━━ GIVEN INFORMATION

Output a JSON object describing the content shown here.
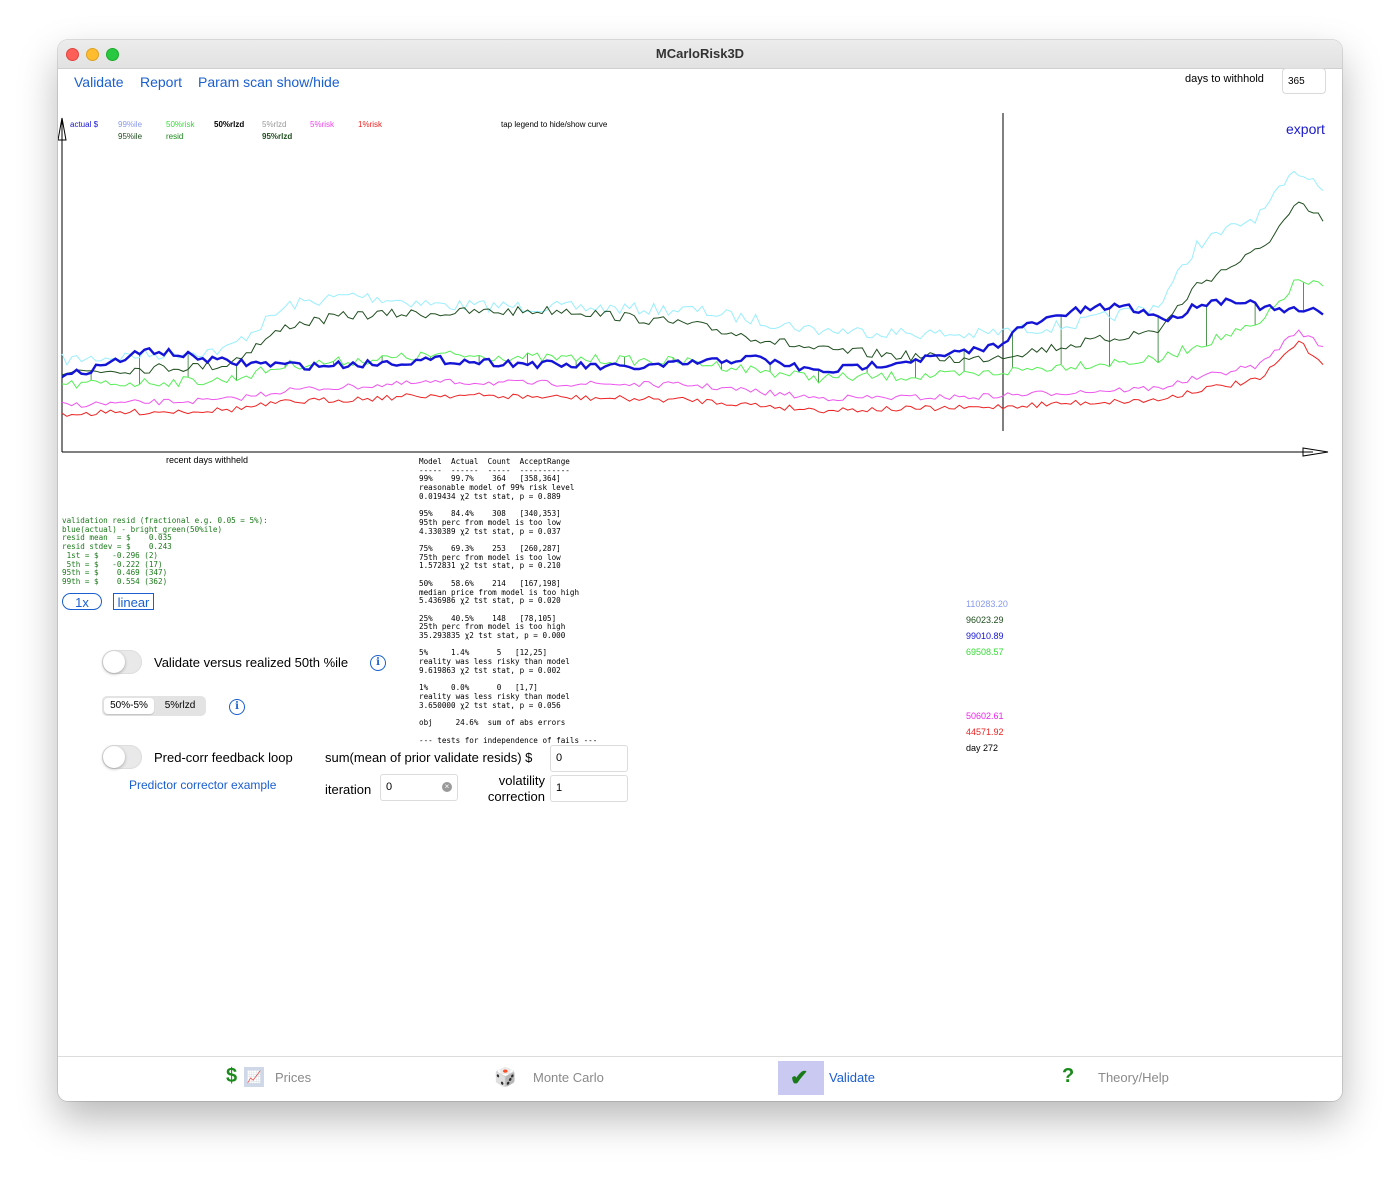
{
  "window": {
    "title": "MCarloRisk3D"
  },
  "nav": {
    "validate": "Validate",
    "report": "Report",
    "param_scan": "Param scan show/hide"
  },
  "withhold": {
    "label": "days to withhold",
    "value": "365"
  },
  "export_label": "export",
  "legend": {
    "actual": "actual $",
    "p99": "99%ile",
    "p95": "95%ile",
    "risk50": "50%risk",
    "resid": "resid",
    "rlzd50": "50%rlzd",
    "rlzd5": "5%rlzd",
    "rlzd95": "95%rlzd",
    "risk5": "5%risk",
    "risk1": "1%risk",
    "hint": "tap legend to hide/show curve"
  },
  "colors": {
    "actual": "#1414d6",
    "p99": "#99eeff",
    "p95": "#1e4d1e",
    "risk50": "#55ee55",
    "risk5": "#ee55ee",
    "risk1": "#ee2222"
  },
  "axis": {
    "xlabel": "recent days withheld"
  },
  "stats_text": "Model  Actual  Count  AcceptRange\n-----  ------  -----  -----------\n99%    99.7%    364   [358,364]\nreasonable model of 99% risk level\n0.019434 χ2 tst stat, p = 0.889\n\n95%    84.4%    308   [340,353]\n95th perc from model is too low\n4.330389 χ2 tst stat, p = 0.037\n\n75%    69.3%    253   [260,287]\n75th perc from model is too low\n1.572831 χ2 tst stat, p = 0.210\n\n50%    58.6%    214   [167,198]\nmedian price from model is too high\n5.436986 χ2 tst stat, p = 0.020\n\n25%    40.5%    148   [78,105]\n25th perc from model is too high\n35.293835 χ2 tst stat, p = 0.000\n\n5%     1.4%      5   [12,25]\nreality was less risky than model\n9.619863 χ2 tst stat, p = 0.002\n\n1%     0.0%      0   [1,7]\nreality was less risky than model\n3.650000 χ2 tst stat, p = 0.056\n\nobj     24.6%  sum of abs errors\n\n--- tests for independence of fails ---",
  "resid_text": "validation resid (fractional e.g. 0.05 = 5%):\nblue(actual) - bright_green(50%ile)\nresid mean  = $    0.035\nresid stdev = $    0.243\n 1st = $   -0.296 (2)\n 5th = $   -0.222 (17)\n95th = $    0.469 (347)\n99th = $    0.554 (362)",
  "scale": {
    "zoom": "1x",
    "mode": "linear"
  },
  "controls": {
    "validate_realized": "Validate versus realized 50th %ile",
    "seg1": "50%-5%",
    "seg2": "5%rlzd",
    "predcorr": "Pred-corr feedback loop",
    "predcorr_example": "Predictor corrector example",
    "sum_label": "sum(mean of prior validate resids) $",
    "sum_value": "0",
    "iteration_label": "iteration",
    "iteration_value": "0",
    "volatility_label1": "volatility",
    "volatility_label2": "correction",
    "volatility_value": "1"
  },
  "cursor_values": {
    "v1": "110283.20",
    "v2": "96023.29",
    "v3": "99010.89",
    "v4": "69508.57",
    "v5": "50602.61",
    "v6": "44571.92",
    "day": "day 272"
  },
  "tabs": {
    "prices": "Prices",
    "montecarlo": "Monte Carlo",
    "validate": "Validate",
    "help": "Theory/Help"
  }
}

━━━━

# WHAT TO DO
Make an exact copy of all the material, but keep the pictures out of it.

# THE ANSWER
Output a JSON object describing the content shown here.
{
  "window": {
    "title": "MCarloRisk3D"
  },
  "nav": {
    "validate": "Validate",
    "report": "Report",
    "param_scan": "Param scan show/hide"
  },
  "withhold": {
    "label": "days to withhold",
    "value": "365"
  },
  "export_label": "export",
  "legend": {
    "actual": "actual $",
    "p99": "99%ile",
    "p95": "95%ile",
    "risk50": "50%risk",
    "resid": "resid",
    "rlzd50": "50%rlzd",
    "rlzd5": "5%rlzd",
    "rlzd95": "95%rlzd",
    "risk5": "5%risk",
    "risk1": "1%risk",
    "hint": "tap legend to hide/show curve"
  },
  "colors": {
    "actual": "#1414d6",
    "p99": "#99eeff",
    "p95": "#1e4d1e",
    "risk50": "#55ee55",
    "risk5": "#ee55ee",
    "risk1": "#ee2222"
  },
  "axis": {
    "xlabel": "recent days withheld"
  },
  "stats_text": "Model  Actual  Count  AcceptRange\n-----  ------  -----  -----------\n99%    99.7%    364   [358,364]\nreasonable model of 99% risk level\n0.019434 χ2 tst stat, p = 0.889\n\n95%    84.4%    308   [340,353]\n95th perc from model is too low\n4.330389 χ2 tst stat, p = 0.037\n\n75%    69.3%    253   [260,287]\n75th perc from model is too low\n1.572831 χ2 tst stat, p = 0.210\n\n50%    58.6%    214   [167,198]\nmedian price from model is too high\n5.436986 χ2 tst stat, p = 0.020\n\n25%    40.5%    148   [78,105]\n25th perc from model is too high\n35.293835 χ2 tst stat, p = 0.000\n\n5%     1.4%      5   [12,25]\nreality was less risky than model\n9.619863 χ2 tst stat, p = 0.002\n\n1%     0.0%      0   [1,7]\nreality was less risky than model\n3.650000 χ2 tst stat, p = 0.056\n\nobj     24.6%  sum of abs errors\n\n--- tests for independence of fails ---",
  "resid_text": "validation resid (fractional e.g. 0.05 = 5%):\nblue(actual) - bright_green(50%ile)\nresid mean  = $    0.035\nresid stdev = $    0.243\n 1st = $   -0.296 (2)\n 5th = $   -0.222 (17)\n95th = $    0.469 (347)\n99th = $    0.554 (362)",
  "scale": {
    "zoom": "1x",
    "mode": "linear"
  },
  "controls": {
    "validate_realized": "Validate versus realized 50th %ile",
    "seg1": "50%-5%",
    "seg2": "5%rlzd",
    "predcorr": "Pred-corr feedback loop",
    "predcorr_example": "Predictor corrector example",
    "sum_label": "sum(mean of prior validate resids) $",
    "sum_value": "0",
    "iteration_label": "iteration",
    "iteration_value": "0",
    "volatility_label1": "volatility",
    "volatility_label2": "correction",
    "volatility_value": "1"
  },
  "cursor_values": {
    "v1": "110283.20",
    "v2": "96023.29",
    "v3": "99010.89",
    "v4": "69508.57",
    "v5": "50602.61",
    "v6": "44571.92",
    "day": "day 272"
  },
  "tabs": {
    "prices": "Prices",
    "montecarlo": "Monte Carlo",
    "validate": "Validate",
    "help": "Theory/Help"
  }
}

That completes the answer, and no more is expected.